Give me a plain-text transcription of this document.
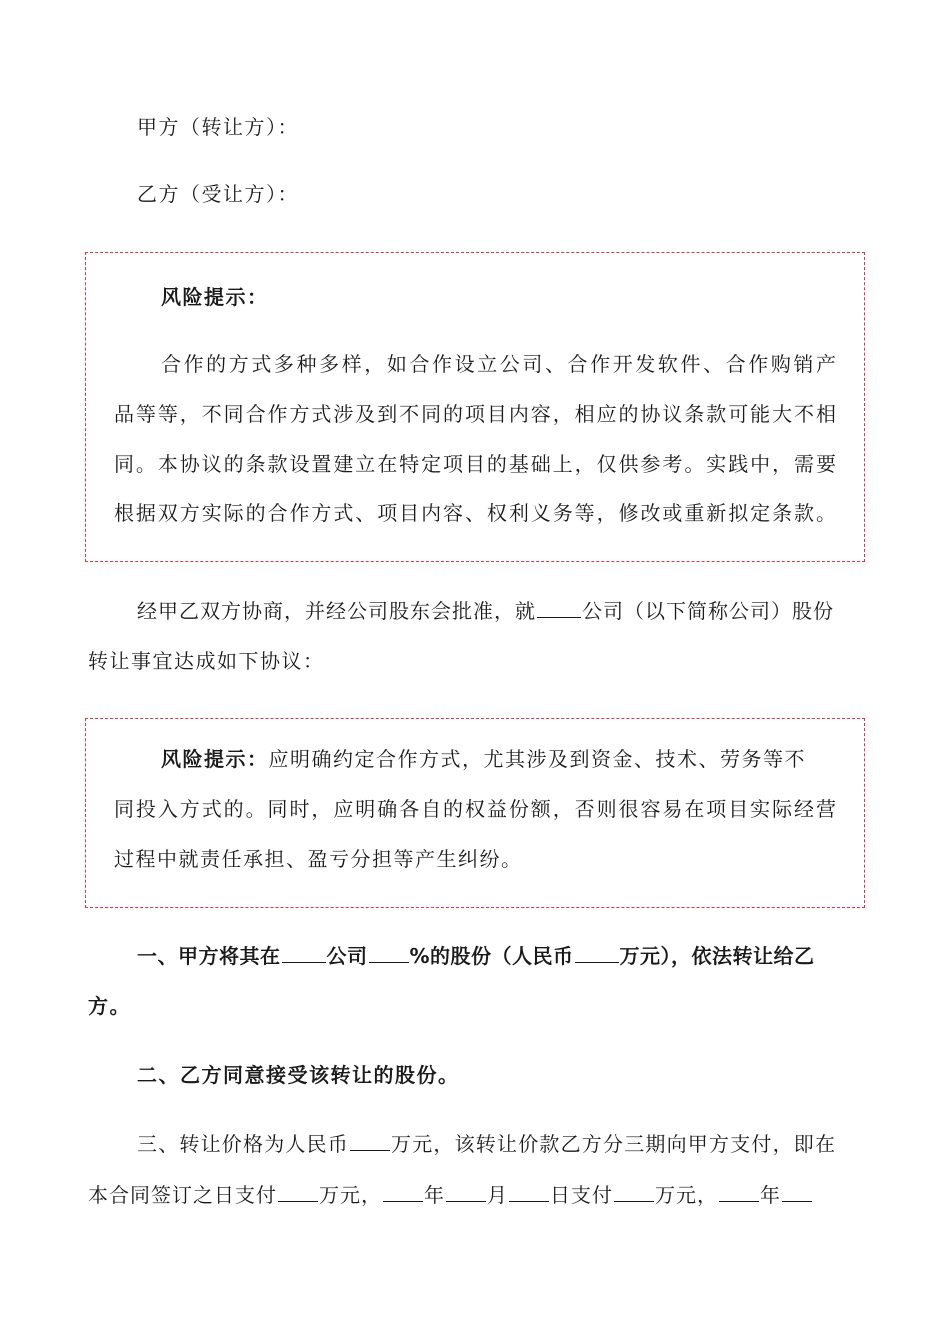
甲方（转让方）：
乙方（受让方）：
风险提示：
合作的方式多种多样，如合作设立公司、合作开发软件、合作购销产
品等等，不同合作方式涉及到不同的项目内容，相应的协议条款可能大不相
同。本协议的条款设置建立在特定项目的基础上，仅供参考。实践中，需要
根据双方实际的合作方式、项目内容、权利义务等，修改或重新拟定条款。
经甲乙双方协商，并经公司股东会批准，就 公司（以下简称公司）股份
转让事宜达成如下协议：
风险提示：应明确约定合作方式，尤其涉及到资金、技术、劳务等不
同投入方式的。同时，应明确各自的权益份额，否则很容易在项目实际经营
过程中就责任承担、盈亏分担等产生纠纷。
一、甲方将其在 公司 %的股份（人民币 万元），依法转让给乙
方。
二、乙方同意接受该转让的股份。
三、转让价格为人民币 万元，该转让价款乙方分三期向甲方支付，即在
本合同签订之日支付 万元， 年 月 日支付 万元， 年
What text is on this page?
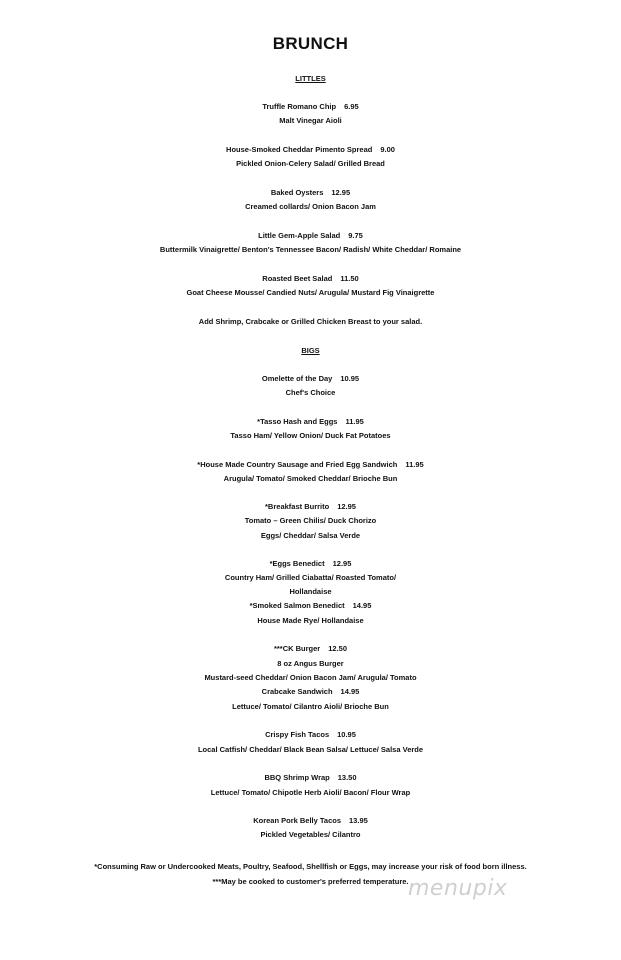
BRUNCH
LITTLES
Truffle Romano Chip 6.95
Malt Vinegar Aioli
House-Smoked Cheddar Pimento Spread 9.00
Pickled Onion-Celery Salad/ Grilled Bread
Baked Oysters 12.95
Creamed collards/ Onion Bacon Jam
Little Gem-Apple Salad 9.75
Buttermilk Vinaigrette/ Benton's Tennessee Bacon/ Radish/ White Cheddar/ Romaine
Roasted Beet Salad 11.50
Goat Cheese Mousse/ Candied Nuts/ Arugula/ Mustard Fig Vinaigrette
Add Shrimp, Crabcake or Grilled Chicken Breast to your salad.
BIGS
Omelette of the Day 10.95
Chef's Choice
*Tasso Hash and Eggs 11.95
Tasso Ham/ Yellow Onion/ Duck Fat Potatoes
*House Made Country Sausage and Fried Egg Sandwich 11.95
Arugula/ Tomato/ Smoked Cheddar/ Brioche Bun
*Breakfast Burrito 12.95
Tomato – Green Chilis/ Duck Chorizo
Eggs/ Cheddar/ Salsa Verde
*Eggs Benedict 12.95
Country Ham/ Grilled Ciabatta/ Roasted Tomato/
Hollandaise
*Smoked Salmon Benedict 14.95
House Made Rye/ Hollandaise
***CK Burger 12.50
8 oz Angus Burger
Mustard-seed Cheddar/ Onion Bacon Jam/ Arugula/ Tomato
Crabcake Sandwich 14.95
Lettuce/ Tomato/ Cilantro Aioli/ Brioche Bun
Crispy Fish Tacos 10.95
Local Catfish/ Cheddar/ Black Bean Salsa/ Lettuce/ Salsa Verde
BBQ Shrimp Wrap 13.50
Lettuce/ Tomato/ Chipotle Herb Aioli/ Bacon/ Flour Wrap
Korean Pork Belly Tacos 13.95
Pickled Vegetables/ Cilantro
*Consuming Raw or Undercooked Meats, Poultry, Seafood, Shellfish or Eggs, may increase your risk of food born illness.
***May be cooked to customer's preferred temperature. menupix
________
## Aim
Your task is to reproduce all of the material exactly. The pictures stay out.

## Written response
Give me a plain-text transcription of this document.
甲方（转让方）：
乙方（受让方）：
风险提示：
合作的方式多种多样，如合作设立公司、合作开发软件、合作购销产
品等等，不同合作方式涉及到不同的项目内容，相应的协议条款可能大不相
同。本协议的条款设置建立在特定项目的基础上，仅供参考。实践中，需要
根据双方实际的合作方式、项目内容、权利义务等，修改或重新拟定条款。
经甲乙双方协商，并经公司股东会批准，就 公司（以下简称公司）股份
转让事宜达成如下协议：
风险提示：应明确约定合作方式，尤其涉及到资金、技术、劳务等不
同投入方式的。同时，应明确各自的权益份额，否则很容易在项目实际经营
过程中就责任承担、盈亏分担等产生纠纷。
一、甲方将其在 公司 %的股份（人民币 万元），依法转让给乙
方。
二、乙方同意接受该转让的股份。
三、转让价格为人民币 万元，该转让价款乙方分三期向甲方支付，即在
本合同签订之日支付 万元， 年 月 日支付 万元， 年
What text is on this page?
BRUNCH
LITTLES
Truffle Romano Chip 6.95
Malt Vinegar Aioli
House-Smoked Cheddar Pimento Spread 9.00
Pickled Onion-Celery Salad/ Grilled Bread
Baked Oysters 12.95
Creamed collards/ Onion Bacon Jam
Little Gem-Apple Salad 9.75
Buttermilk Vinaigrette/ Benton's Tennessee Bacon/ Radish/ White Cheddar/ Romaine
Roasted Beet Salad 11.50
Goat Cheese Mousse/ Candied Nuts/ Arugula/ Mustard Fig Vinaigrette
Add Shrimp, Crabcake or Grilled Chicken Breast to your salad.
BIGS
Omelette of the Day 10.95
Chef's Choice
*Tasso Hash and Eggs 11.95
Tasso Ham/ Yellow Onion/ Duck Fat Potatoes
*House Made Country Sausage and Fried Egg Sandwich 11.95
Arugula/ Tomato/ Smoked Cheddar/ Brioche Bun
*Breakfast Burrito 12.95
Tomato – Green Chilis/ Duck Chorizo
Eggs/ Cheddar/ Salsa Verde
*Eggs Benedict 12.95
Country Ham/ Grilled Ciabatta/ Roasted Tomato/
Hollandaise
*Smoked Salmon Benedict 14.95
House Made Rye/ Hollandaise
***CK Burger 12.50
8 oz Angus Burger
Mustard-seed Cheddar/ Onion Bacon Jam/ Arugula/ Tomato
Crabcake Sandwich 14.95
Lettuce/ Tomato/ Cilantro Aioli/ Brioche Bun
Crispy Fish Tacos 10.95
Local Catfish/ Cheddar/ Black Bean Salsa/ Lettuce/ Salsa Verde
BBQ Shrimp Wrap 13.50
Lettuce/ Tomato/ Chipotle Herb Aioli/ Bacon/ Flour Wrap
Korean Pork Belly Tacos 13.95
Pickled Vegetables/ Cilantro
*Consuming Raw or Undercooked Meats, Poultry, Seafood, Shellfish or Eggs, may increase your risk of food born illness.
***May be cooked to customer's preferred temperature. menupix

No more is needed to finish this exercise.